- **Work required**
Show every line that has the string "xlabel" in it.

- **Supplied entries**

>> START

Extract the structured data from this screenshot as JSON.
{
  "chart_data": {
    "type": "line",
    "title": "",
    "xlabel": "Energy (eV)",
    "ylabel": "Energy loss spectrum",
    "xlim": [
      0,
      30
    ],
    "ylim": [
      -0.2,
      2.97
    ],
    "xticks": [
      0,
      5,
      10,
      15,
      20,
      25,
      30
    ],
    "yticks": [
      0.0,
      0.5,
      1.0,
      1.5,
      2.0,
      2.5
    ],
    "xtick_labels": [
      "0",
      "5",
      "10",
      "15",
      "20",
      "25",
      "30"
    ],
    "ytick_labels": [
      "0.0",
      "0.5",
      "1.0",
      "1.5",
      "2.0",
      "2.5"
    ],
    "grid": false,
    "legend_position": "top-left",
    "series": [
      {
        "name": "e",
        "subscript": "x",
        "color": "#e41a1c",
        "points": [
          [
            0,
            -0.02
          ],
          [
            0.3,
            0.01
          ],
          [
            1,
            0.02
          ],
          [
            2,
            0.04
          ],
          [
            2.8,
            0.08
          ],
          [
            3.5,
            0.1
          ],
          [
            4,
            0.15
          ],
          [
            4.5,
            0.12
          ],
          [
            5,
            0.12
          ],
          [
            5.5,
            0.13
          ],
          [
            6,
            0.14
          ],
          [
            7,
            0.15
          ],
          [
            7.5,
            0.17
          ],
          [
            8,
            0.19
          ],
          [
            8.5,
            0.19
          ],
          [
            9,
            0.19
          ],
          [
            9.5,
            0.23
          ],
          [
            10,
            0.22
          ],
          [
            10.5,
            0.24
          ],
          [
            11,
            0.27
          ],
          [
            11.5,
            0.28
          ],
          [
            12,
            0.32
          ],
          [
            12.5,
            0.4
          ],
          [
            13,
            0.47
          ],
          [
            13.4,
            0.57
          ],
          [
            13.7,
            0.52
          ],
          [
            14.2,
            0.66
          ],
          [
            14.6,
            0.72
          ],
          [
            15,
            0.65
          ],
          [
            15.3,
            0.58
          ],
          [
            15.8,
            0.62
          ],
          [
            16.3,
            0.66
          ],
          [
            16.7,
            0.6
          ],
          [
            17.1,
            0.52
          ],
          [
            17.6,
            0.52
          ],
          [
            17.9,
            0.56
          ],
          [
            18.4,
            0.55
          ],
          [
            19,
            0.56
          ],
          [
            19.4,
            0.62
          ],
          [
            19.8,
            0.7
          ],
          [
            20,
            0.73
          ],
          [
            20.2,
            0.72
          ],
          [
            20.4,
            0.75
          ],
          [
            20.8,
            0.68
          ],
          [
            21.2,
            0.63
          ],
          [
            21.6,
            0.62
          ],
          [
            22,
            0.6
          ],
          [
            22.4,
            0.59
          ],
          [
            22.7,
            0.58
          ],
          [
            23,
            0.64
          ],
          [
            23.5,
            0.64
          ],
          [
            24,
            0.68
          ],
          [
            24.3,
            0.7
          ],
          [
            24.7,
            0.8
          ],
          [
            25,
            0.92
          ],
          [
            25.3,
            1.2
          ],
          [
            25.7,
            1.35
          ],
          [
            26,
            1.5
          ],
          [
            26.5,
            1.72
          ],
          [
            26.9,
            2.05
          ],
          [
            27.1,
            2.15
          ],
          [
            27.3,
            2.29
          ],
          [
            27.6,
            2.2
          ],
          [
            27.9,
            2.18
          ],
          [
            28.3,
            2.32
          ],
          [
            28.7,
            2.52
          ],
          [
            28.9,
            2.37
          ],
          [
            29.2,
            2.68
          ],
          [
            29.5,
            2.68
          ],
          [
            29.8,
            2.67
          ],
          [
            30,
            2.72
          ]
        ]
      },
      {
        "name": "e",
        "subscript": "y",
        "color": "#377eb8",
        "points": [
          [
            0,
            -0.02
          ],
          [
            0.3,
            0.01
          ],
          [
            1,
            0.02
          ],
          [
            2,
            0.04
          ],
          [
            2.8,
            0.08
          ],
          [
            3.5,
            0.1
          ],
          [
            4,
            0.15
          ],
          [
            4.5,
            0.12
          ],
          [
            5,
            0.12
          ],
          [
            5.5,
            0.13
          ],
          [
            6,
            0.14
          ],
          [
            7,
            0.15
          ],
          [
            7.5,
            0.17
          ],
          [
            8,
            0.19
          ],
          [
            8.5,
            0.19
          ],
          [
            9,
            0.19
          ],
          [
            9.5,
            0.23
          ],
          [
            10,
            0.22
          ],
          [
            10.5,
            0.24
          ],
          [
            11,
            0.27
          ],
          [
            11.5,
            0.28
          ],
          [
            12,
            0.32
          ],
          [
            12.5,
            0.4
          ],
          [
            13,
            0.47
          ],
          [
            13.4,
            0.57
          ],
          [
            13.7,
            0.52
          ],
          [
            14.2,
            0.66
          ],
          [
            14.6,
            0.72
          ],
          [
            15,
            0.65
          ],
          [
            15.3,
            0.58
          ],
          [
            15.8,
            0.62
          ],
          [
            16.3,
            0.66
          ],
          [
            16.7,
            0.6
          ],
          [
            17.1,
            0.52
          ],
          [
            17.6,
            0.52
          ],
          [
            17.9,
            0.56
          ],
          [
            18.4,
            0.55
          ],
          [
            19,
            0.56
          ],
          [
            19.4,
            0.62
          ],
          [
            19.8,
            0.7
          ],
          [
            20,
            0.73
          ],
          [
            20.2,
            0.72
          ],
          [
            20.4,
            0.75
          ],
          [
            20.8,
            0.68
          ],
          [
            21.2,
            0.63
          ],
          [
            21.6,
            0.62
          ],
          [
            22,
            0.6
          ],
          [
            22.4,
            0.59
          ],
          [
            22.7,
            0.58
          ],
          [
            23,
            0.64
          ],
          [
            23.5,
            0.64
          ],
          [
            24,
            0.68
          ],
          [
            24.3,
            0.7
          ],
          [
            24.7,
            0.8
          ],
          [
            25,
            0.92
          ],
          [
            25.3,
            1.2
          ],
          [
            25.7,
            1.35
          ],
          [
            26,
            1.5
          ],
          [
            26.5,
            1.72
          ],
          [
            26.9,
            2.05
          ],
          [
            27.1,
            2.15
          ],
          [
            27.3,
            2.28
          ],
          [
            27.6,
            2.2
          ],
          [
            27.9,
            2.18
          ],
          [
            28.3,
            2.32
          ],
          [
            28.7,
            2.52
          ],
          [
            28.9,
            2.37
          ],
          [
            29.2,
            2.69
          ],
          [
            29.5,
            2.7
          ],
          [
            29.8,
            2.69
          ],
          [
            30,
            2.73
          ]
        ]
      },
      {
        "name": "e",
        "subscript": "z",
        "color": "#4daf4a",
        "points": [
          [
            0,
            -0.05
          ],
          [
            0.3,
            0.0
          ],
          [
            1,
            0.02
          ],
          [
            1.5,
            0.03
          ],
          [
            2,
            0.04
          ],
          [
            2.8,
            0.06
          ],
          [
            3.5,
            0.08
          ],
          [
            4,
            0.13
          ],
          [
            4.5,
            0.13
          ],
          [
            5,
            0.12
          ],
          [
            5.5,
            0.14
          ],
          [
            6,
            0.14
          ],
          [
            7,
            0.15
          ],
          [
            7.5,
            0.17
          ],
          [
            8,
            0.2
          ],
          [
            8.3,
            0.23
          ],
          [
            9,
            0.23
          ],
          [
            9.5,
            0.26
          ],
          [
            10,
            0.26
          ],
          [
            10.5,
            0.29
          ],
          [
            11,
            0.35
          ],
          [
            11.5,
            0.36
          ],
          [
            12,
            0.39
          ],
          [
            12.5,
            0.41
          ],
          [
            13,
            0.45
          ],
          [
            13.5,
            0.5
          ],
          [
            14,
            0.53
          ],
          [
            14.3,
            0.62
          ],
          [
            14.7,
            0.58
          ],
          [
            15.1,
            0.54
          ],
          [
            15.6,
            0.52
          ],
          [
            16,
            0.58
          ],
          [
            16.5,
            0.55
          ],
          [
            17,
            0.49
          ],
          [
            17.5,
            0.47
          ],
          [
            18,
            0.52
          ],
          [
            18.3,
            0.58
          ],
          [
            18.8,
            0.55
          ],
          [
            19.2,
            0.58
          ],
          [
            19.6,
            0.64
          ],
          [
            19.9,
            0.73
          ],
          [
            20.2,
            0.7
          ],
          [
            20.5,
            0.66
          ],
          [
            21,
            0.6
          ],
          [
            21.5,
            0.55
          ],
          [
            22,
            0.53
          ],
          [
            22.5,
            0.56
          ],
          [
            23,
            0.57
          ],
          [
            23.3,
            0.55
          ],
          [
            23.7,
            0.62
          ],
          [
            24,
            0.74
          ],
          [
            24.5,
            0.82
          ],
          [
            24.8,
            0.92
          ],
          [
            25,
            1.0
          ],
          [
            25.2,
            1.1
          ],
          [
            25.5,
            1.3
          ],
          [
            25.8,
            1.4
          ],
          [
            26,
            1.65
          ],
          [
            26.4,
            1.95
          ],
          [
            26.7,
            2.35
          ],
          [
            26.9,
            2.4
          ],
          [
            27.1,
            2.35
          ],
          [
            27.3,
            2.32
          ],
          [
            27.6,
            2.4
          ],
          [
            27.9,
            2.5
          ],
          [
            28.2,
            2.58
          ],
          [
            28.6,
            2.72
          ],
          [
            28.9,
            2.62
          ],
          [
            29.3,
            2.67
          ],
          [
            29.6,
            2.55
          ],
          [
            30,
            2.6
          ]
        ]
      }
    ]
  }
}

>> END
>> START

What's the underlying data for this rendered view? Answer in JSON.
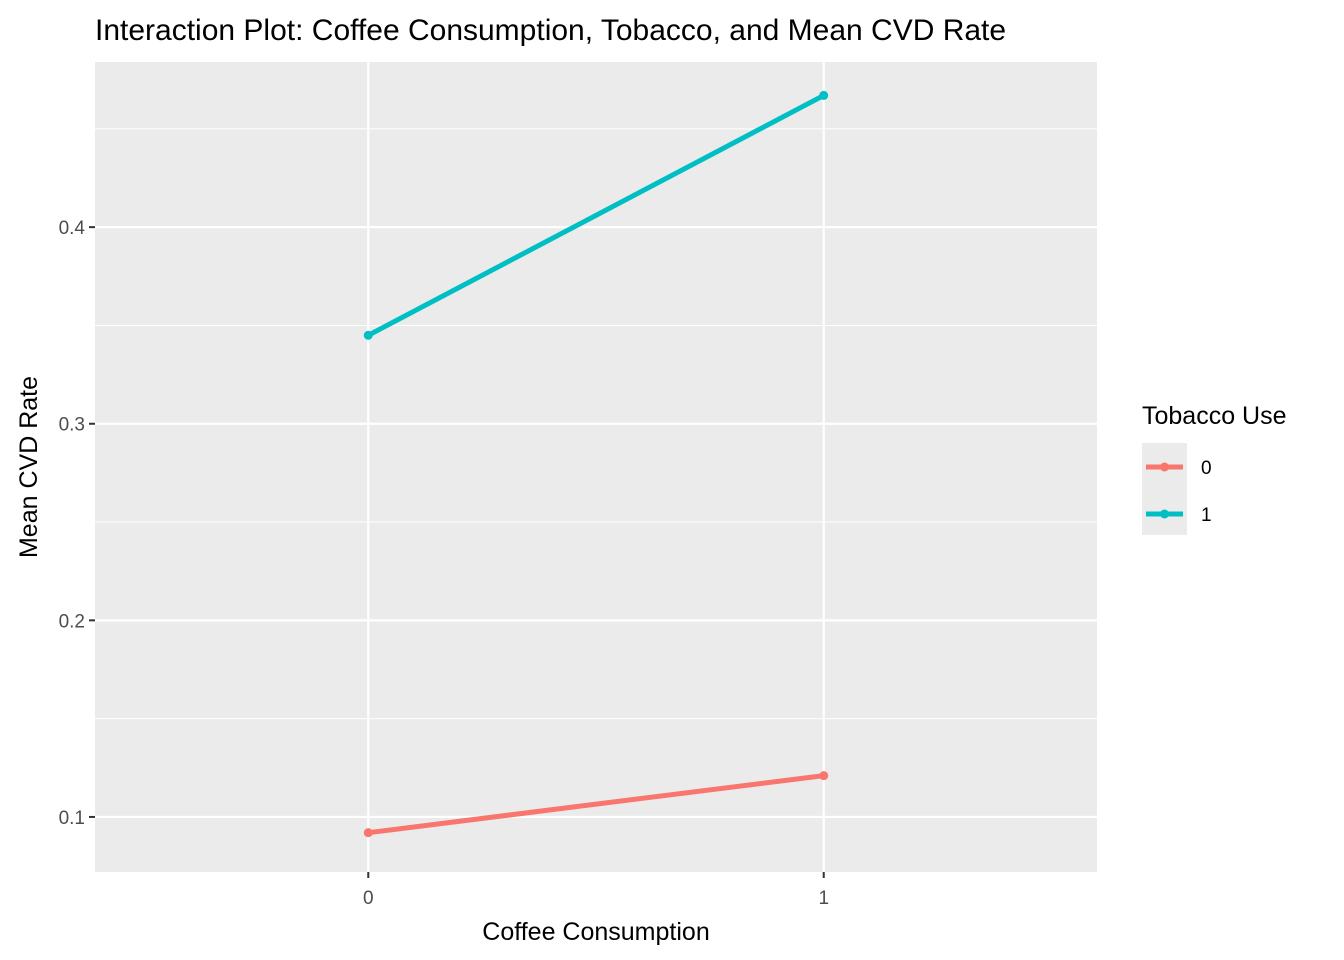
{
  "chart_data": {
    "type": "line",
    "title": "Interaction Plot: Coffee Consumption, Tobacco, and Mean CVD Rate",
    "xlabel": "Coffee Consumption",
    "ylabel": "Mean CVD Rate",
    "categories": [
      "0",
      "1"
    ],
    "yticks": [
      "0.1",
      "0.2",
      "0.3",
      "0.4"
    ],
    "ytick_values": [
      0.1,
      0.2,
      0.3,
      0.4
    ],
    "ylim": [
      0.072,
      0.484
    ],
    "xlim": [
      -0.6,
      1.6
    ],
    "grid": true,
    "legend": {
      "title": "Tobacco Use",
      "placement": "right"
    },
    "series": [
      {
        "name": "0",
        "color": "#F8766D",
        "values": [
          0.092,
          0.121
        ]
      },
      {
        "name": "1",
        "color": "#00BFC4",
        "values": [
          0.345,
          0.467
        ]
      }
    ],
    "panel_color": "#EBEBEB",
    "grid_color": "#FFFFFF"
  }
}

>> END

- **Task result**
    "xlabel": "Energy (eV)",
    "xlabel": "Coffee Consumption",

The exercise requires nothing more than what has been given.